Go through the lines below and copy each one that holds the string "Clarensac".

- Data in this exercise
· · · · · · ·

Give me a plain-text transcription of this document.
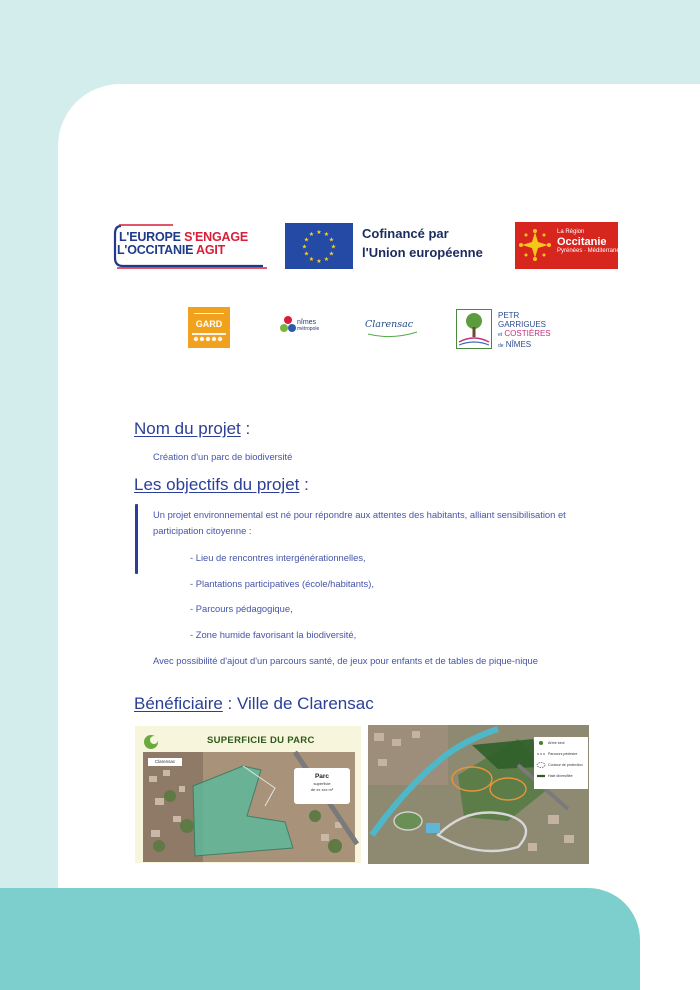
L'EUROPE S'ENGAGE
L'OCCITANIE AGIT
★ ★
★
★
★
★
★
★
★
★
★
★	Cofinancé par
l'Union européenne
La Région
Occitanie
Pyrénées · Méditerranée
GARD	nîmes
métropole	Clarensac
PETR
GARRIGUES
et COSTIÈRES
de NÎMES
Nom du projet :
Création d'un parc de biodiversité
Les objectifs du projet :
Un projet environnemental est né pour répondre aux attentes des habitants, alliant sensibilisation et
participation citoyenne :
- Lieu de rencontres intergénérationnelles,
- Plantations participatives (école/habitants),
- Parcours pédagogique,
- Zone humide favorisant la biodiversité,
Avec possibilité d'ajout d'un parcours santé, de jeux pour enfants et de tables de pique-nique
Bénéficiaire : Ville de Clarensac
SUPERFICIE DU PARC
Clarensac
Parc
superficie
de xx xxx m²
Arbre seul
Parcours pédestre
Contour de protection
Haie diversifiée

· · · · · · ·

- Answer for this exercise
métropole	Clarensac
Bénéficiaire : Ville de Clarensac
Clarensac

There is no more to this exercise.